Task goal:
Reproduce every line of the material below, but drop the pictures.

[Extracted data entries]
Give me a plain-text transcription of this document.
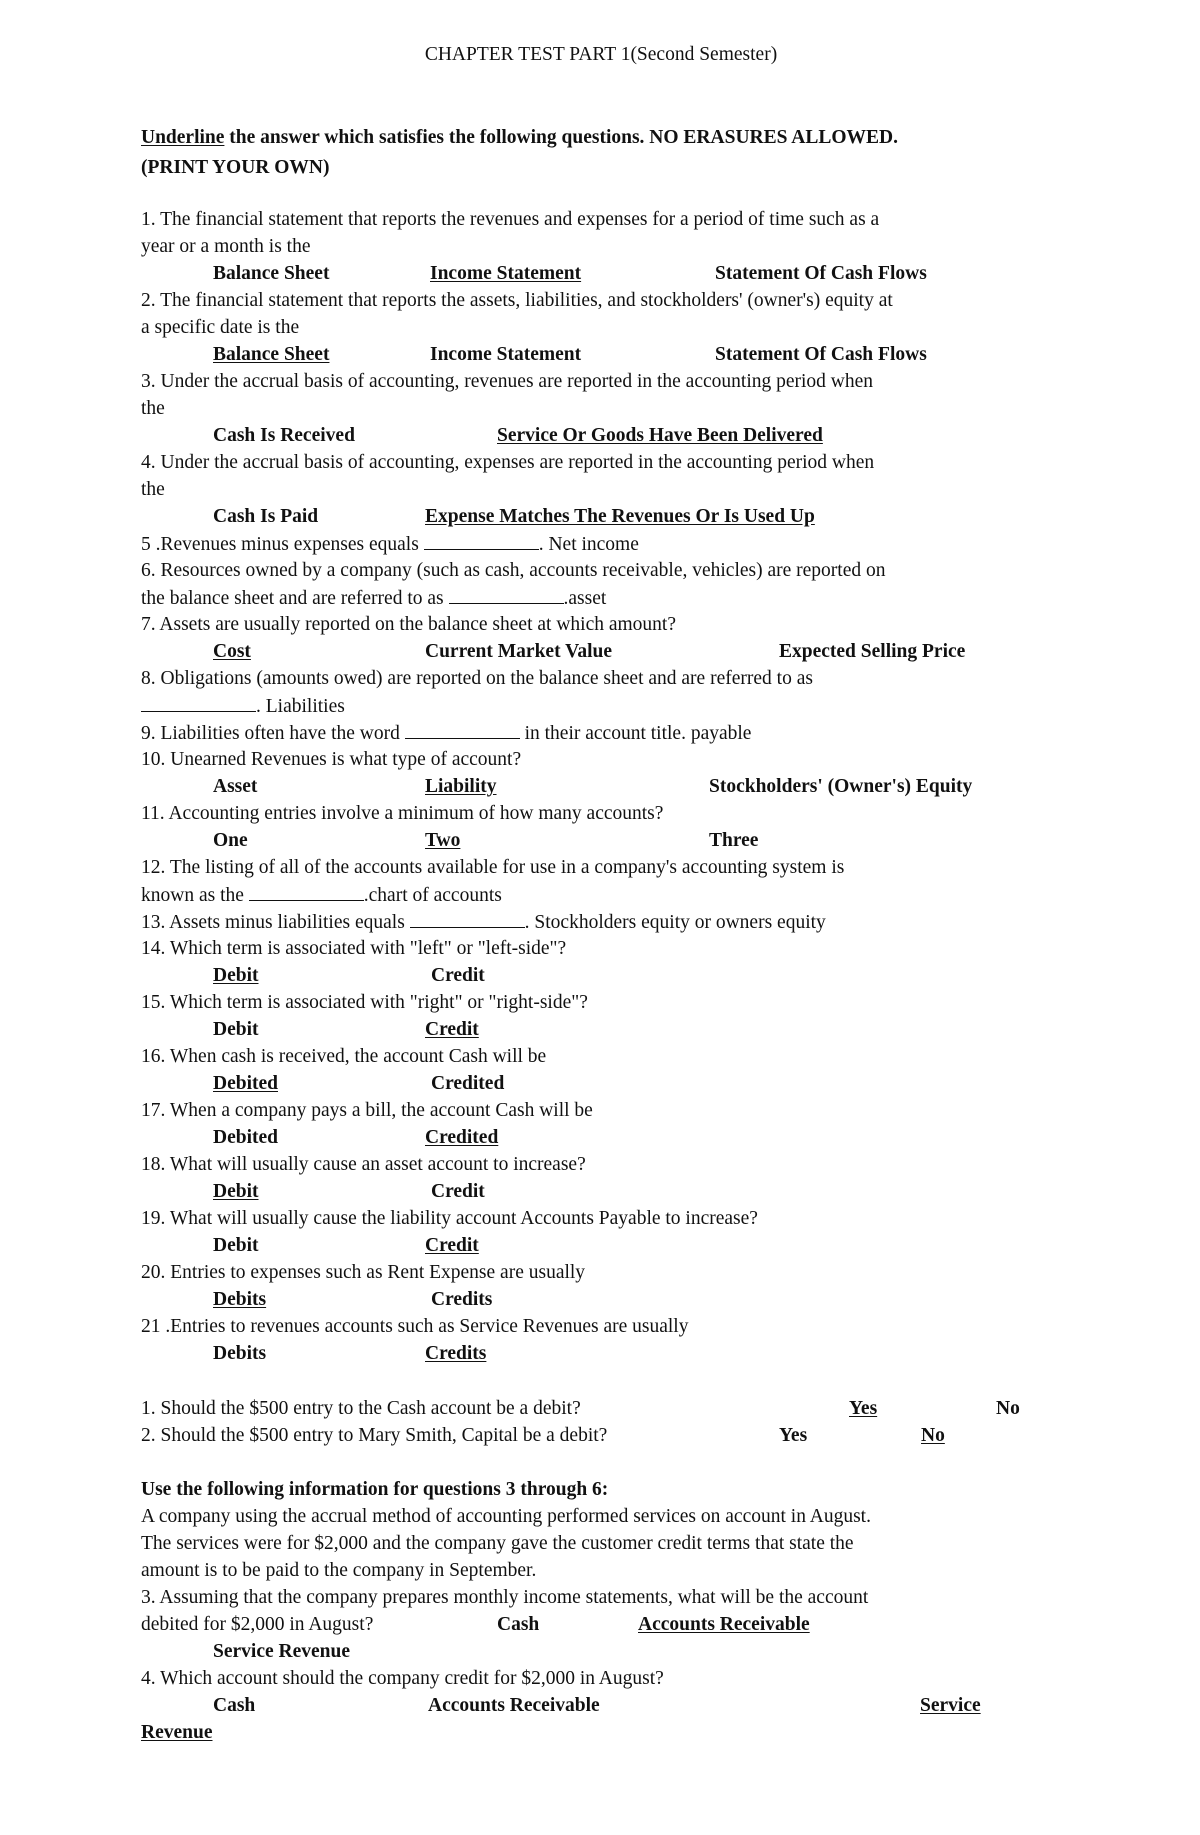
CHAPTER TEST PART 1(Second Semester)
Underline the answer which satisfies the following questions. NO ERASURES ALLOWED.
(PRINT YOUR OWN)
1. The financial statement that reports the revenues and expenses for a period of time such as a
year or a month is the
Balance Sheet	Income Statement	Statement Of Cash Flows
2. The financial statement that reports the assets, liabilities, and stockholders' (owner's) equity at
a specific date is the
Balance Sheet	Income Statement	Statement Of Cash Flows
3. Under the accrual basis of accounting, revenues are reported in the accounting period when
the
Cash Is Received	Service Or Goods Have Been Delivered
4. Under the accrual basis of accounting, expenses are reported in the accounting period when
the
Cash Is Paid	Expense Matches The Revenues Or Is Used Up
5 .Revenues minus expenses equals	. Net income
6. Resources owned by a company (such as cash, accounts receivable, vehicles) are reported on
the balance sheet and are referred to as	.asset
7. Assets are usually reported on the balance sheet at which amount?
Cost	Current Market Value	Expected Selling Price
8. Obligations (amounts owed) are reported on the balance sheet and are referred to as
. Liabilities
9. Liabilities often have the word	in their account title. payable
10. Unearned Revenues is what type of account?
Asset	Liability	Stockholders' (Owner's) Equity
11. Accounting entries involve a minimum of how many accounts?
One	Two	Three
12. The listing of all of the accounts available for use in a company's accounting system is
known as the	.chart of accounts
13. Assets minus liabilities equals	. Stockholders equity or owners equity
14. Which term is associated with "left" or "left-side"?
Debit	Credit
15. Which term is associated with "right" or "right-side"?
Debit	Credit
16. When cash is received, the account Cash will be
Debited	Credited
17. When a company pays a bill, the account Cash will be
Debited	Credited
18. What will usually cause an asset account to increase?
Debit	Credit
19. What will usually cause the liability account Accounts Payable to increase?
Debit	Credit
20. Entries to expenses such as Rent Expense are usually
Debits	Credits
21 .Entries to revenues accounts such as Service Revenues are usually
Debits	Credits
1. Should the $500 entry to the Cash account be a debit?	Yes	No
2. Should the $500 entry to Mary Smith, Capital be a debit?	Yes	No
Use the following information for questions 3 through 6:
A company using the accrual method of accounting performed services on account in August.
The services were for $2,000 and the company gave the customer credit terms that state the
amount is to be paid to the company in September.
3. Assuming that the company prepares monthly income statements, what will be the account
debited for $2,000 in August?	Cash	Accounts Receivable
Service Revenue
4. Which account should the company credit for $2,000 in August?
Cash	Accounts Receivable	Service
Revenue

Full solution:
Give me a plain-text transcription of this document.
CHAPTER TEST PART 1(Second Semester)
Underline the answer which satisfies the following questions. NO ERASURES ALLOWED.
(PRINT YOUR OWN)
1. The financial statement that reports the revenues and expenses for a period of time such as a
year or a month is the
Balance Sheet	Income Statement	Statement Of Cash Flows
2. The financial statement that reports the assets, liabilities, and stockholders' (owner's) equity at
a specific date is the
Balance Sheet	Income Statement	Statement Of Cash Flows
3. Under the accrual basis of accounting, revenues are reported in the accounting period when
the
Cash Is Received	Service Or Goods Have Been Delivered
4. Under the accrual basis of accounting, expenses are reported in the accounting period when
the
Cash Is Paid	Expense Matches The Revenues Or Is Used Up
5 .Revenues minus expenses equals	. Net income
6. Resources owned by a company (such as cash, accounts receivable, vehicles) are reported on
the balance sheet and are referred to as	.asset
7. Assets are usually reported on the balance sheet at which amount?
Cost	Current Market Value	Expected Selling Price
8. Obligations (amounts owed) are reported on the balance sheet and are referred to as
. Liabilities
9. Liabilities often have the word	in their account title. payable
10. Unearned Revenues is what type of account?
Asset	Liability	Stockholders' (Owner's) Equity
11. Accounting entries involve a minimum of how many accounts?
One	Two	Three
12. The listing of all of the accounts available for use in a company's accounting system is
known as the	.chart of accounts
13. Assets minus liabilities equals	. Stockholders equity or owners equity
14. Which term is associated with "left" or "left-side"?
Debit	Credit
15. Which term is associated with "right" or "right-side"?
Debit	Credit
16. When cash is received, the account Cash will be
Debited	Credited
17. When a company pays a bill, the account Cash will be
Debited	Credited
18. What will usually cause an asset account to increase?
Debit	Credit
19. What will usually cause the liability account Accounts Payable to increase?
Debit	Credit
20. Entries to expenses such as Rent Expense are usually
Debits	Credits
21 .Entries to revenues accounts such as Service Revenues are usually
Debits	Credits
1. Should the $500 entry to the Cash account be a debit?	Yes	No
2. Should the $500 entry to Mary Smith, Capital be a debit?	Yes	No
Use the following information for questions 3 through 6:
A company using the accrual method of accounting performed services on account in August.
The services were for $2,000 and the company gave the customer credit terms that state the
amount is to be paid to the company in September.
3. Assuming that the company prepares monthly income statements, what will be the account
debited for $2,000 in August?	Cash	Accounts Receivable
Service Revenue
4. Which account should the company credit for $2,000 in August?
Cash	Accounts Receivable	Service
Revenue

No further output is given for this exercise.